● **Task**: Return the number of lines holding "name", with nothing added.

● **Records for the task**:
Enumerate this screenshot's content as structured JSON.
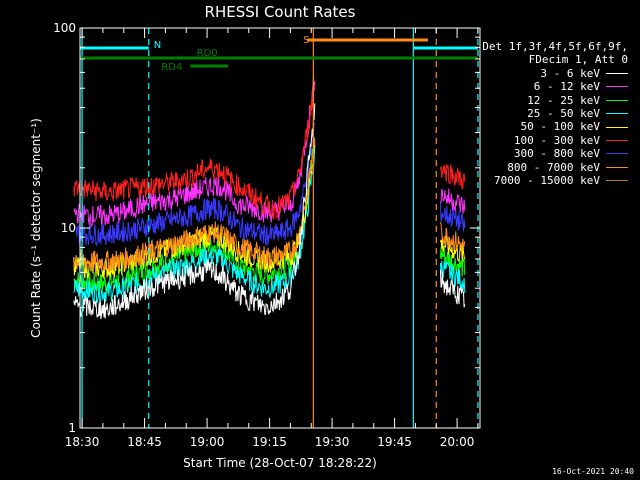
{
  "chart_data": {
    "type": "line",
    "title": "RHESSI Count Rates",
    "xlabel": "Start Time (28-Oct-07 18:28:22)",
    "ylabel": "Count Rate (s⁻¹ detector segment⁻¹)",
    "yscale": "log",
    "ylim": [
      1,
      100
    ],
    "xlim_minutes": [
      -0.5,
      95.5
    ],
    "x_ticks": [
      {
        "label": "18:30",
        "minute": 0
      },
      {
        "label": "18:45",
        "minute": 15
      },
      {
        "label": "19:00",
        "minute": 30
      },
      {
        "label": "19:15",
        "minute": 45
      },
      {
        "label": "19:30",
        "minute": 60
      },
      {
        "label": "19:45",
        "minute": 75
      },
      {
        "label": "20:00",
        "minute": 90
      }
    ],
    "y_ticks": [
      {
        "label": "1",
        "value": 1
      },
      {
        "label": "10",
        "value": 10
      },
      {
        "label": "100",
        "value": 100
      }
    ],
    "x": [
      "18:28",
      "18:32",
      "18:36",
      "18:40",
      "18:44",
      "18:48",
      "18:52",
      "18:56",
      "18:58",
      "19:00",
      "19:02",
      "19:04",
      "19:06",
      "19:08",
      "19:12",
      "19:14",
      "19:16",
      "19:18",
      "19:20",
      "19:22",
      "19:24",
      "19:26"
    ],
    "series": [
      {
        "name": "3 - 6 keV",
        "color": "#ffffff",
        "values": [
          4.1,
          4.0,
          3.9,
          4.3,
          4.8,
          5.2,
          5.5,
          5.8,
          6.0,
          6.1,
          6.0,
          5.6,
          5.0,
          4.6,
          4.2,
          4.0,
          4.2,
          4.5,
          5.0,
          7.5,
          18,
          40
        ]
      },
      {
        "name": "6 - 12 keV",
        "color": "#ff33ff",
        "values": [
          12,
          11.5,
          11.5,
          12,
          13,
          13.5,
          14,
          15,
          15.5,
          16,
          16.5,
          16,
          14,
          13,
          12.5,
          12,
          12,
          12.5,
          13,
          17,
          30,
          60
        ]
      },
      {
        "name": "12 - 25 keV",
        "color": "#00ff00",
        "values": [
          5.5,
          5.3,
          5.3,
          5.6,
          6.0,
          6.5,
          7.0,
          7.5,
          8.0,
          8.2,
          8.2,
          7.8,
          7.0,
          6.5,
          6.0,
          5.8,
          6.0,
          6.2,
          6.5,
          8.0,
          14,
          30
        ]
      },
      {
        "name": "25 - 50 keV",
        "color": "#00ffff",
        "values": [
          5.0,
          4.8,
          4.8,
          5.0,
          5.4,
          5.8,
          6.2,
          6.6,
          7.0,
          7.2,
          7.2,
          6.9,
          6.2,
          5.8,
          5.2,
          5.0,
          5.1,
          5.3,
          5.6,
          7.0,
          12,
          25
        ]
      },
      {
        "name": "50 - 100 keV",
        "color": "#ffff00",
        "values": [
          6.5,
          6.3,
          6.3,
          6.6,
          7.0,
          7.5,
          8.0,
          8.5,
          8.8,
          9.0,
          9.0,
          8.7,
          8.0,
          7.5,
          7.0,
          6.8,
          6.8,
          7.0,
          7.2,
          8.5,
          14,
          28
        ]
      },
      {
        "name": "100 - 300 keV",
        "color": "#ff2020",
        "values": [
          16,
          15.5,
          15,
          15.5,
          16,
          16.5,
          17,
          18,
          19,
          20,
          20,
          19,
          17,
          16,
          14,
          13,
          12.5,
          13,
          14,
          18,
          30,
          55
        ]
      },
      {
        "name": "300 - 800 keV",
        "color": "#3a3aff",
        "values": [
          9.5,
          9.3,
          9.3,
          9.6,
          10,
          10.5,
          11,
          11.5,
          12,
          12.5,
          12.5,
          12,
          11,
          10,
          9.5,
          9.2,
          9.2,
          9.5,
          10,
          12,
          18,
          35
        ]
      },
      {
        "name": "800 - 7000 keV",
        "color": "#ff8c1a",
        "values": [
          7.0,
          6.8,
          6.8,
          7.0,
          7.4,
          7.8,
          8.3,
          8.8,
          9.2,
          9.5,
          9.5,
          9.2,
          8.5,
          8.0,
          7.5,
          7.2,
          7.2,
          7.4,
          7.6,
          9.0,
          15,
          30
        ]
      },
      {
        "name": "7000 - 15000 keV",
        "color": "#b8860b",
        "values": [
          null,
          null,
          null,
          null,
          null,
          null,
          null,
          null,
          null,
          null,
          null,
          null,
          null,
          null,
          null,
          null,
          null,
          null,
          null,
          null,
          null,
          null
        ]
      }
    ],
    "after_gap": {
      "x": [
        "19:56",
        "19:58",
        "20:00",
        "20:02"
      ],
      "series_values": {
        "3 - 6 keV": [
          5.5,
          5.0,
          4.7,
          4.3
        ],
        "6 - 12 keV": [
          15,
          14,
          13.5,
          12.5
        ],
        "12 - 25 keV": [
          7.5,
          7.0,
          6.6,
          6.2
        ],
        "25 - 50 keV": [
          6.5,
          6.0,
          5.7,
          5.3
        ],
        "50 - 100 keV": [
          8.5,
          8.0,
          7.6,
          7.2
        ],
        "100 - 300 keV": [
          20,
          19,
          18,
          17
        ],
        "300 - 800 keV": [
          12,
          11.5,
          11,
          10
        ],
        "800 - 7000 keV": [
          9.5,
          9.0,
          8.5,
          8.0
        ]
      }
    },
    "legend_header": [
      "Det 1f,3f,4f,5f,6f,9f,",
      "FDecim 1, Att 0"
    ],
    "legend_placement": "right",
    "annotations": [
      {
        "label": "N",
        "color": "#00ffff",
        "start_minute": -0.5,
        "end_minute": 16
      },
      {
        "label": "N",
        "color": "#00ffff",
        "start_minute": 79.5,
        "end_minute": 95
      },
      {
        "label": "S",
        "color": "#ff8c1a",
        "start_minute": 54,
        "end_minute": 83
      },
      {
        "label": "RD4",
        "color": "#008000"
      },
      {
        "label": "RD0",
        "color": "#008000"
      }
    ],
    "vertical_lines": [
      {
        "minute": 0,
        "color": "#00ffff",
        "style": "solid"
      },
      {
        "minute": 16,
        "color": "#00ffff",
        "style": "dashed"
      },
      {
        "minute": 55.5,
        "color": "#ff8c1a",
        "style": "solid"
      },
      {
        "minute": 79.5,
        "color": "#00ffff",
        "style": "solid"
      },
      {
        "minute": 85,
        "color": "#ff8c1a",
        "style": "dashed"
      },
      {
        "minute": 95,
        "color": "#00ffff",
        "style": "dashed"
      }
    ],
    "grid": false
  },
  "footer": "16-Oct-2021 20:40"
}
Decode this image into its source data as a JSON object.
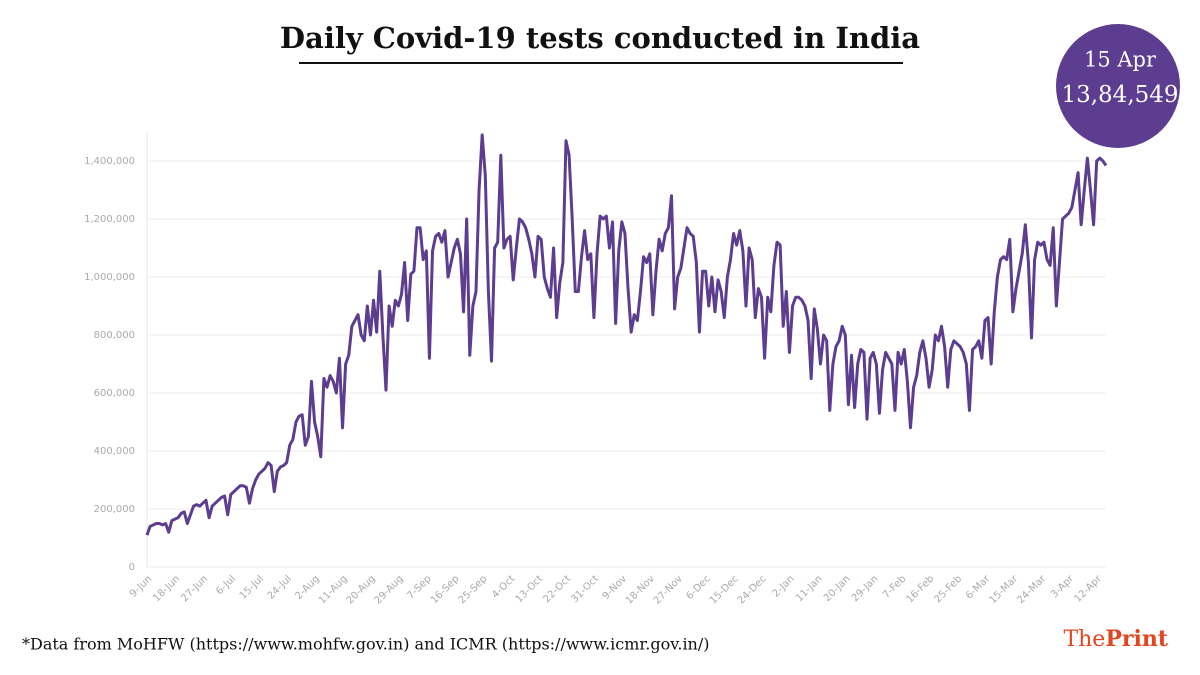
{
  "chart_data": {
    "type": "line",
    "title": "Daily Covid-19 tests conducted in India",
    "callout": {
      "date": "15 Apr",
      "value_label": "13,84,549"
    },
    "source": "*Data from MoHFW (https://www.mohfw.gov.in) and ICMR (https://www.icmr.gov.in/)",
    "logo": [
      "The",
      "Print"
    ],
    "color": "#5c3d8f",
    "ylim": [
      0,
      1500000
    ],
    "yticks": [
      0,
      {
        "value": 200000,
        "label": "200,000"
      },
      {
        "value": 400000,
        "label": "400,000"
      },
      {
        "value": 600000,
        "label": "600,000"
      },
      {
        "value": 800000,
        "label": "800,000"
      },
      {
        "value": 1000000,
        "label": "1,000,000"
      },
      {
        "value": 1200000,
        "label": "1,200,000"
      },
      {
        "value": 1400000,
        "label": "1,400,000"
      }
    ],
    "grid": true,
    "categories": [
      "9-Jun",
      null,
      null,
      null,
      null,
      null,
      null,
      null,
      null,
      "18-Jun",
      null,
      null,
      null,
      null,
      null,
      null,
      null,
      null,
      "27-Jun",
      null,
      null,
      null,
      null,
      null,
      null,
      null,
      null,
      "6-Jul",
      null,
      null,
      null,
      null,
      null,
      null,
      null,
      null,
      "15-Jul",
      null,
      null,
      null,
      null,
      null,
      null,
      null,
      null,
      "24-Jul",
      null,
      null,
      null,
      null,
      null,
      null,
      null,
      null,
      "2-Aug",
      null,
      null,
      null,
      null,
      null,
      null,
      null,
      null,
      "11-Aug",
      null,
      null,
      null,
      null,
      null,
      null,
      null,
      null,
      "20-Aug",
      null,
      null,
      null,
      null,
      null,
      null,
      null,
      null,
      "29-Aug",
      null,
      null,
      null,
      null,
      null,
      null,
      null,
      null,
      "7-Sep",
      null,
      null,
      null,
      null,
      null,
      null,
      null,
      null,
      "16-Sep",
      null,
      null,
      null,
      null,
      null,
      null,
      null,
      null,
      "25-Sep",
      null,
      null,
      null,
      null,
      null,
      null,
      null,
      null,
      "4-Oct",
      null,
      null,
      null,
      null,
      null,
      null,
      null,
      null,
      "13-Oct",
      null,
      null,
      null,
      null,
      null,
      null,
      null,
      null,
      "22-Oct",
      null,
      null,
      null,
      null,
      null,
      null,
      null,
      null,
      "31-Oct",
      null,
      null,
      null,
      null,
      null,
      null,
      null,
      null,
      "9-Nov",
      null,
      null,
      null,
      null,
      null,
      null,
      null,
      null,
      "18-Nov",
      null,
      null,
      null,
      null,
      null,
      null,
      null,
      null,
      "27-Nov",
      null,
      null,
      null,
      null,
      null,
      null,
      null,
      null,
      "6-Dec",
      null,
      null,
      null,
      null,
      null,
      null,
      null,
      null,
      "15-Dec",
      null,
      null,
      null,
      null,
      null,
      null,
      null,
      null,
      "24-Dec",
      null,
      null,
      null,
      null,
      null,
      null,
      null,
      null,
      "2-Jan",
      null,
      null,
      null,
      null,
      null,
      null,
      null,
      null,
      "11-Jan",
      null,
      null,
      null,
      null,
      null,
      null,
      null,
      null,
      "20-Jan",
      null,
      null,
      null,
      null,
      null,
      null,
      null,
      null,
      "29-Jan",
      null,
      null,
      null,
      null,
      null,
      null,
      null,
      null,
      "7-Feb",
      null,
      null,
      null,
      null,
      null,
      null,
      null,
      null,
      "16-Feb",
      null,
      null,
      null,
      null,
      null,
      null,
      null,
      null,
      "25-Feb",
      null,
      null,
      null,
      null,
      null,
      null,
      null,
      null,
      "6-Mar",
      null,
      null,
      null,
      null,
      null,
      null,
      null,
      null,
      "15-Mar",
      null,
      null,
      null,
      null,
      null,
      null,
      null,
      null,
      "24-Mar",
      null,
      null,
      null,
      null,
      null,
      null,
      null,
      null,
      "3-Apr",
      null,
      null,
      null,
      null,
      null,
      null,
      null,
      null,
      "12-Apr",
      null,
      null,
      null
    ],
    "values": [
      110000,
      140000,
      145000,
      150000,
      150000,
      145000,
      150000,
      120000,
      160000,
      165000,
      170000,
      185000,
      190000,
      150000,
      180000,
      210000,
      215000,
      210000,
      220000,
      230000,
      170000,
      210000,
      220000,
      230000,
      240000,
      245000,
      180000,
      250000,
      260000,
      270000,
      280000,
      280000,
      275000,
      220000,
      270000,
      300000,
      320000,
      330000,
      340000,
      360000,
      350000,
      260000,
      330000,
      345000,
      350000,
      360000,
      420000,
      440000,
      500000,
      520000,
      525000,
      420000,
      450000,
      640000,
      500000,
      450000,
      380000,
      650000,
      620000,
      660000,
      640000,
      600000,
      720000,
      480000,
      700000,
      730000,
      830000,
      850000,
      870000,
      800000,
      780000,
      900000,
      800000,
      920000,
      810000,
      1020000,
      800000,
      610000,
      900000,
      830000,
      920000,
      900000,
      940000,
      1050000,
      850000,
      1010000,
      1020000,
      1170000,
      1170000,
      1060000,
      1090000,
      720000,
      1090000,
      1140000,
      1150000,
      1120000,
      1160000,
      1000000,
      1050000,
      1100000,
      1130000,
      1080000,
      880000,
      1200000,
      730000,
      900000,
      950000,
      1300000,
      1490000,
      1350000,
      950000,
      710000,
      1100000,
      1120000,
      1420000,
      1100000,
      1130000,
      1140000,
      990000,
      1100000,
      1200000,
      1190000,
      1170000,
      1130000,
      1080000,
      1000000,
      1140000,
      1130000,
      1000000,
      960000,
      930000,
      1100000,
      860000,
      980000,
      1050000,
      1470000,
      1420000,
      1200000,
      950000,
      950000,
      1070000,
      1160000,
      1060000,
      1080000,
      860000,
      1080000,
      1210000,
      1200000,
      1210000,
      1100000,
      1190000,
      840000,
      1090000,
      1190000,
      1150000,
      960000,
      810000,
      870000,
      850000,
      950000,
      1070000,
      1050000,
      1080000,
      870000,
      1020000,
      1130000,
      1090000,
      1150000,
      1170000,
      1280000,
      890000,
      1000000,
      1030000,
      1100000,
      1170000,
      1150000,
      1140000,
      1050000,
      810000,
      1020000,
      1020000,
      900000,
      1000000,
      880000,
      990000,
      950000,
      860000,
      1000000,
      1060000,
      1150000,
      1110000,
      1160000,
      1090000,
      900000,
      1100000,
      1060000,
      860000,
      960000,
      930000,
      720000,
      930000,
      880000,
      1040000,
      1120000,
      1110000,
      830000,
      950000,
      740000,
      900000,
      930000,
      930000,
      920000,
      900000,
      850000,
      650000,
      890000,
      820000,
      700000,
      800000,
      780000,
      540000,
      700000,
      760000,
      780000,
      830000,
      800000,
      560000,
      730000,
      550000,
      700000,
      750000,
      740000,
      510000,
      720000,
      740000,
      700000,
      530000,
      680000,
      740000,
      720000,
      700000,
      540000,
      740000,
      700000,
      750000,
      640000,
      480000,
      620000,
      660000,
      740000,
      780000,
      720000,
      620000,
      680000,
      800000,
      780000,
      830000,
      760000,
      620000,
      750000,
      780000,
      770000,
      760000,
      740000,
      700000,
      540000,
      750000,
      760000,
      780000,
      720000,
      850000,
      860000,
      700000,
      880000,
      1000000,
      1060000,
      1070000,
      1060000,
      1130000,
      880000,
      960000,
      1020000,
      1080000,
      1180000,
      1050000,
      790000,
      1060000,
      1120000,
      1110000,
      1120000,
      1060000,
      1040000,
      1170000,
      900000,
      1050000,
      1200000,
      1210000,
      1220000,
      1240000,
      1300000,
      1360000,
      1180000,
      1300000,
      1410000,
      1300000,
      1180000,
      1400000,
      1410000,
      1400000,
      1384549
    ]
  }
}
--
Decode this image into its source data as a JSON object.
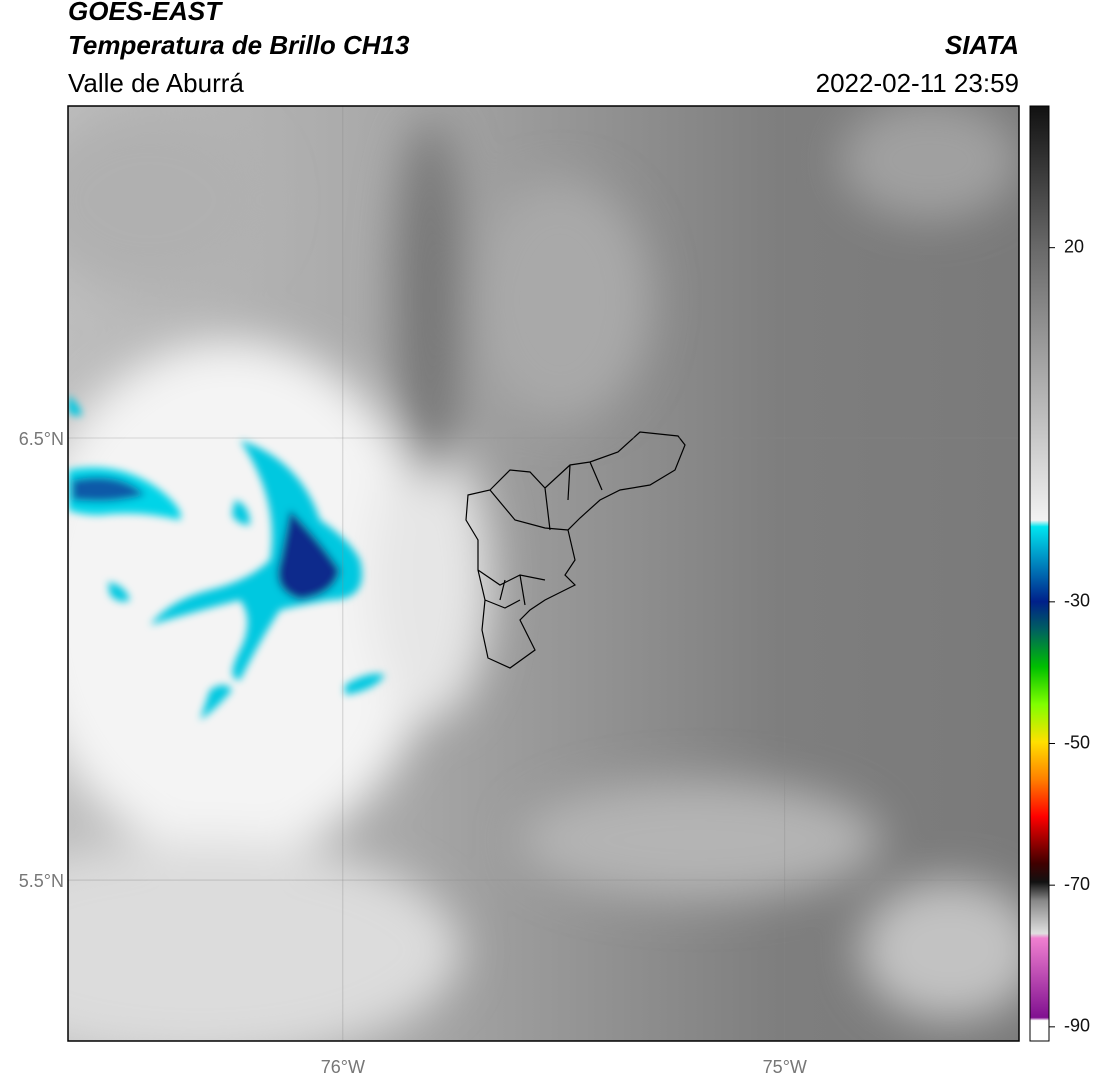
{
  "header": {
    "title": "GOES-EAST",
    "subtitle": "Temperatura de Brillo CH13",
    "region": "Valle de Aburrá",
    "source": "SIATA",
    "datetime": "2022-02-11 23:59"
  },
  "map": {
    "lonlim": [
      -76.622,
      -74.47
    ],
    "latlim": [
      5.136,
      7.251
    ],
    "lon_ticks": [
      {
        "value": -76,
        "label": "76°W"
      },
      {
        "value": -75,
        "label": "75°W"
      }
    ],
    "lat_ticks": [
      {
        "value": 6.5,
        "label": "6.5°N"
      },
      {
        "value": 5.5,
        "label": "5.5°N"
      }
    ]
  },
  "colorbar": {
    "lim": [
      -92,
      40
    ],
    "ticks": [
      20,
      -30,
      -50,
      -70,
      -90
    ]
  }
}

● **Reply**: 9